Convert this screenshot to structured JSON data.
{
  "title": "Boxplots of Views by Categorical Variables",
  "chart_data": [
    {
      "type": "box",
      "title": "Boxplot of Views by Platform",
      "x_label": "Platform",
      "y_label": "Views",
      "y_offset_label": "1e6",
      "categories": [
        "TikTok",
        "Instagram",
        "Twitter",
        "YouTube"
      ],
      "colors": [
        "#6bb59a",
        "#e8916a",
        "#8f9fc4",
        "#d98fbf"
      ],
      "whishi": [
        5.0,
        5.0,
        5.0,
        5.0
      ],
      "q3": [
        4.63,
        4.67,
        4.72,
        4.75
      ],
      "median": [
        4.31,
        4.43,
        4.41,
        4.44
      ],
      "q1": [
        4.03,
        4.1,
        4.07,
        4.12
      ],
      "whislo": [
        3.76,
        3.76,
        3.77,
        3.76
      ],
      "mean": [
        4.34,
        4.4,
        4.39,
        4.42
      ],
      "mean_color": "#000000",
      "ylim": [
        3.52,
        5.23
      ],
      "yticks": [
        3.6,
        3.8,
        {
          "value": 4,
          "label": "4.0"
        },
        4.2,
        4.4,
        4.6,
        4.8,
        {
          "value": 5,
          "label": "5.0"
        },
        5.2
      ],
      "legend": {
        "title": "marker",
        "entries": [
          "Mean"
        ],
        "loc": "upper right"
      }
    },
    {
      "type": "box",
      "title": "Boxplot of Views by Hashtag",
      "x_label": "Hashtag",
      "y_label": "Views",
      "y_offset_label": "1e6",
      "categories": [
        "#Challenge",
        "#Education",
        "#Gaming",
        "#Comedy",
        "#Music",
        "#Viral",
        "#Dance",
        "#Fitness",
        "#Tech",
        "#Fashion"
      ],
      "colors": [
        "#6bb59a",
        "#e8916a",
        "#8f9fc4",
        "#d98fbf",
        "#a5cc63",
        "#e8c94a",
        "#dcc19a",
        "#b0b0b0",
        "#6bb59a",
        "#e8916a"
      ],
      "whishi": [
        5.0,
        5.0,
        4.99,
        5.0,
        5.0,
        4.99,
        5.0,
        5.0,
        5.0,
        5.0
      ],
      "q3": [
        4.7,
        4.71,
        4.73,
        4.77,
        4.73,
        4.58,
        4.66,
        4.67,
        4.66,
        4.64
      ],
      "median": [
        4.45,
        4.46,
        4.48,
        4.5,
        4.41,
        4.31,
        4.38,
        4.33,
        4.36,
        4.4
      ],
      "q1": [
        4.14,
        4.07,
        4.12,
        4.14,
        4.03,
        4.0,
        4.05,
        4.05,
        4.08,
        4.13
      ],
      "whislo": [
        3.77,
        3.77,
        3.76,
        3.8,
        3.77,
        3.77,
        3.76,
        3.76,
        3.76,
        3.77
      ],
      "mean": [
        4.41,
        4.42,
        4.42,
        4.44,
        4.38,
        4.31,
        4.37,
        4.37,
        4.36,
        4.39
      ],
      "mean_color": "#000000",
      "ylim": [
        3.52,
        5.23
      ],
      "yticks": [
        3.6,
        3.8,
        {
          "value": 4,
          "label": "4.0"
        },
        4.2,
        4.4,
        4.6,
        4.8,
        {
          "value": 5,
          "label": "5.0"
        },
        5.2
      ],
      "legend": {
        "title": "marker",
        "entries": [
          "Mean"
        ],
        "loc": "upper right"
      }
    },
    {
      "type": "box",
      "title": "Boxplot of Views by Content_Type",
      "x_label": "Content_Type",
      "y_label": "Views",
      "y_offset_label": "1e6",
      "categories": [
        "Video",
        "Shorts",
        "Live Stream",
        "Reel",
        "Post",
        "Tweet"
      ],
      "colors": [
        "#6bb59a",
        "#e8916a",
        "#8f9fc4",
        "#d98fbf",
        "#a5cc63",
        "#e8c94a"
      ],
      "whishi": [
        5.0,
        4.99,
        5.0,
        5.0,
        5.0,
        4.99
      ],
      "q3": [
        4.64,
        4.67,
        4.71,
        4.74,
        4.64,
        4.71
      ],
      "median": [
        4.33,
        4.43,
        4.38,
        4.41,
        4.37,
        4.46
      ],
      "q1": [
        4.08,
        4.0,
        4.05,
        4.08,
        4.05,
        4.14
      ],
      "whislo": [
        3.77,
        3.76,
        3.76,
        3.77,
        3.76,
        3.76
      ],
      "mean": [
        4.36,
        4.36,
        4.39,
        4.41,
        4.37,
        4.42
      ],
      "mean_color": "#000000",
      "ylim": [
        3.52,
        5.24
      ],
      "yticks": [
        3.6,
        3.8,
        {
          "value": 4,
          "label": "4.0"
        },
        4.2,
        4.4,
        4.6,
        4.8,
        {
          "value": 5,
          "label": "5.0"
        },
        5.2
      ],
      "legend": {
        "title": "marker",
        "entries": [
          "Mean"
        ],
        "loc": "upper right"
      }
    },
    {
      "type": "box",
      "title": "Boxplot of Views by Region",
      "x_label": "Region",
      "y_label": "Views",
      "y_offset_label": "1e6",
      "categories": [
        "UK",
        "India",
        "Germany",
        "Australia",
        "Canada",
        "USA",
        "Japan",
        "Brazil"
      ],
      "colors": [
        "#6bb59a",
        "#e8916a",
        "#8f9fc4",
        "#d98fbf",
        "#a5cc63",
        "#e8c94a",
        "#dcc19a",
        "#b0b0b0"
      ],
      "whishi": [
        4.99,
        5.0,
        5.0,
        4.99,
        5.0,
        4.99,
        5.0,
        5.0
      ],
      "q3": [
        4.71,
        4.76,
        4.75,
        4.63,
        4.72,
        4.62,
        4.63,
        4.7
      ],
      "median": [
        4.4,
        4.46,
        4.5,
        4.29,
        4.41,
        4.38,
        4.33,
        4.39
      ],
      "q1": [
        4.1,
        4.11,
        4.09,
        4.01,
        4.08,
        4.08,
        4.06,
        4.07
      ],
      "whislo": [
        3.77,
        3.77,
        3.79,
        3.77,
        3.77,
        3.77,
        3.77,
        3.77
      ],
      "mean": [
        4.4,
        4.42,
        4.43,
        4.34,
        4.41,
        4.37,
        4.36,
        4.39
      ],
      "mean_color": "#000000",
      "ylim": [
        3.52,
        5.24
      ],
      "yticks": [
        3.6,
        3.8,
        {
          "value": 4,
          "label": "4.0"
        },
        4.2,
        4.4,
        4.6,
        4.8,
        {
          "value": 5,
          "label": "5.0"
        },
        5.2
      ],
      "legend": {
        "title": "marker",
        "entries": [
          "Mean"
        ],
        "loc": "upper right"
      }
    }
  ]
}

* * *

GOAL OF THE EXERCISE ->
Every line containing the word "Region" must be copied from the material above.

SOLUTION FOR THIS TASK ->
      "title": "Boxplot of Views by Region",
      "x_label": "Region",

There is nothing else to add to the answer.